• Objective:
Write out every entry exactly as it appears.

★ ★ ★ ★

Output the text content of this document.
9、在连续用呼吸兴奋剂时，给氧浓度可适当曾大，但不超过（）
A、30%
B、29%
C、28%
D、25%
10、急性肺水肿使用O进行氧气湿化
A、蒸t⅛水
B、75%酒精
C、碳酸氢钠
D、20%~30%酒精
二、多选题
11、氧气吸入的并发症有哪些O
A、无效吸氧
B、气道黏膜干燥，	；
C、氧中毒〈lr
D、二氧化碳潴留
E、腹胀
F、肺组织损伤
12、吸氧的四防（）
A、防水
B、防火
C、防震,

★ ★ ★ ★

• Written reply:
Output the text content of this document.
9、在连续用呼吸兴奋剂时，给氧浓度可适当曾大，但不超过（）
A、30%
B、29%
C、28%
D、25%
10、急性肺水肿使用O进行氧气湿化
A、蒸t⅛水
B、75%酒精
C、碳酸氢钠
D、20%~30%酒精
二、多选题
11、氧气吸入的并发症有哪些O
A、无效吸氧
B、气道黏膜干燥，	；
C、氧中毒〈lr
D、二氧化碳潴留
E、腹胀
F、肺组织损伤
12、吸氧的四防（）
A、防水
B、防火
C、防震,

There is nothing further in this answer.